From the entries below, copy every line holding the word "really".

# # # # #

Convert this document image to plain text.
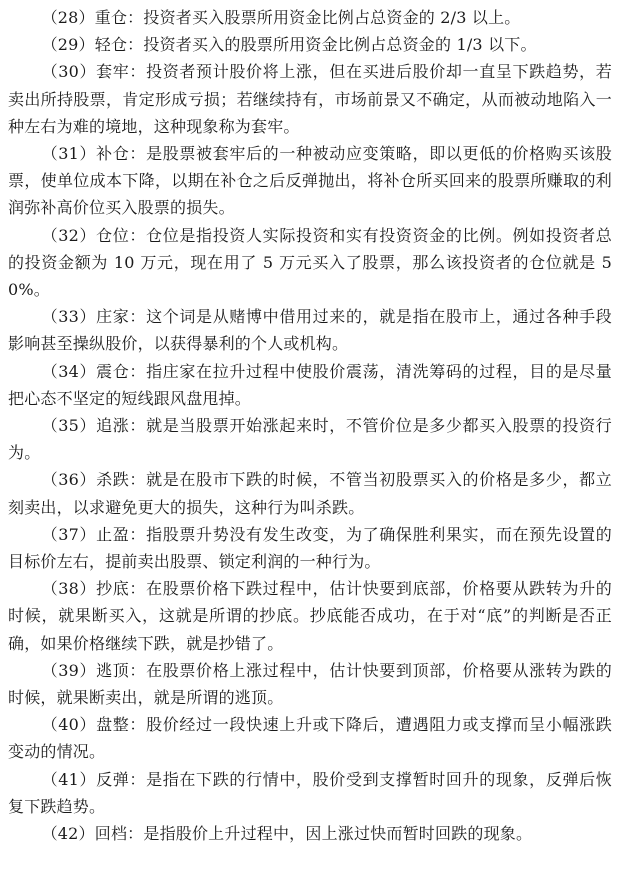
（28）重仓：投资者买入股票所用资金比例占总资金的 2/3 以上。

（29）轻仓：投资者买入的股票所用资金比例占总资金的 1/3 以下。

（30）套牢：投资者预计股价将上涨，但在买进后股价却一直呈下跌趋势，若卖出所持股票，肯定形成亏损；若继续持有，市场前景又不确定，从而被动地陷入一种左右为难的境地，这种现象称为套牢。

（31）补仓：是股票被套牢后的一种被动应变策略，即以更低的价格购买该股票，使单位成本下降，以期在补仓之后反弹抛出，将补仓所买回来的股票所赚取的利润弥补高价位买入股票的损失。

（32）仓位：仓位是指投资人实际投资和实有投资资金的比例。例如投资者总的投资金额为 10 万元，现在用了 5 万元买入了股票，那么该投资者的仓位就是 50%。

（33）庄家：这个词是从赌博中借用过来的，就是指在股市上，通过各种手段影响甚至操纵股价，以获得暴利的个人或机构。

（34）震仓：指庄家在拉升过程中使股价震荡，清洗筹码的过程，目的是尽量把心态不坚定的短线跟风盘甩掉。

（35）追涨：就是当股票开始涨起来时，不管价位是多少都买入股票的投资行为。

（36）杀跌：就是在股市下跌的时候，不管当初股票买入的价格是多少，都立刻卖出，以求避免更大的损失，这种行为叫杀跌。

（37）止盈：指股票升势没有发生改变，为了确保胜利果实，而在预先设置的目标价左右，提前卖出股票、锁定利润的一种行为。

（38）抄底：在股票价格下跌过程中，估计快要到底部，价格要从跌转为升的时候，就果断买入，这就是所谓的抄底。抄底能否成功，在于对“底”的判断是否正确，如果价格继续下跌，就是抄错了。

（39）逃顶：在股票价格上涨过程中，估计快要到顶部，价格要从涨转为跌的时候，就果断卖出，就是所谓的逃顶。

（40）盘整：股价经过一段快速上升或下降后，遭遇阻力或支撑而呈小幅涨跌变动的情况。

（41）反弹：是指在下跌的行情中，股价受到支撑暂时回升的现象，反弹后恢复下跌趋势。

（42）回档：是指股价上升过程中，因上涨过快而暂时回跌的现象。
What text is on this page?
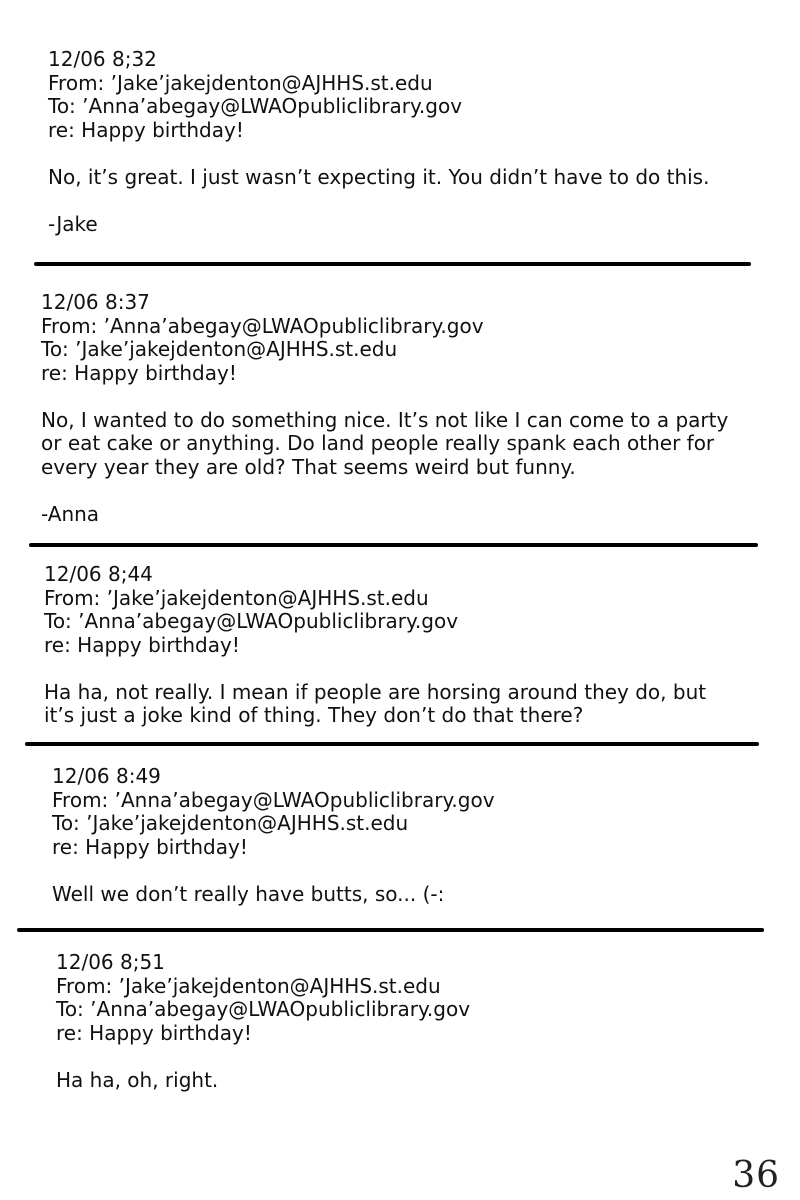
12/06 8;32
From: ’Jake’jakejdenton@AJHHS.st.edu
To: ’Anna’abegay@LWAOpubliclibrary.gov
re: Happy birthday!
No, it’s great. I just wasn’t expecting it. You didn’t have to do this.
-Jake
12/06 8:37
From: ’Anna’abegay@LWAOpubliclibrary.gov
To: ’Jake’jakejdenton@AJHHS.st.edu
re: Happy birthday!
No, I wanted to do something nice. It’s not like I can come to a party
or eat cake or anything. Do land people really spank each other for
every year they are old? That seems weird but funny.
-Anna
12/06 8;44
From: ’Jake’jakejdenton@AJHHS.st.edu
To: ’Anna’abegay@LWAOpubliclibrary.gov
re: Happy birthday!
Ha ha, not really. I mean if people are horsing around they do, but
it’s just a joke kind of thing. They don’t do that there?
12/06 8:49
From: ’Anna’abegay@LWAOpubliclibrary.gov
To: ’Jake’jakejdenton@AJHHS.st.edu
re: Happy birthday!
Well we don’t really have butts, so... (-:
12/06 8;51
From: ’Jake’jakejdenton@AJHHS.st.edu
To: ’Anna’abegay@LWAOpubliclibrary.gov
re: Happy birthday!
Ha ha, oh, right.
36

# # # # #

• ANSWER TO THIS EXERCISE
or eat cake or anything. Do land people really spank each other for
Ha ha, not really. I mean if people are horsing around they do, but
Well we don’t really have butts, so... (-:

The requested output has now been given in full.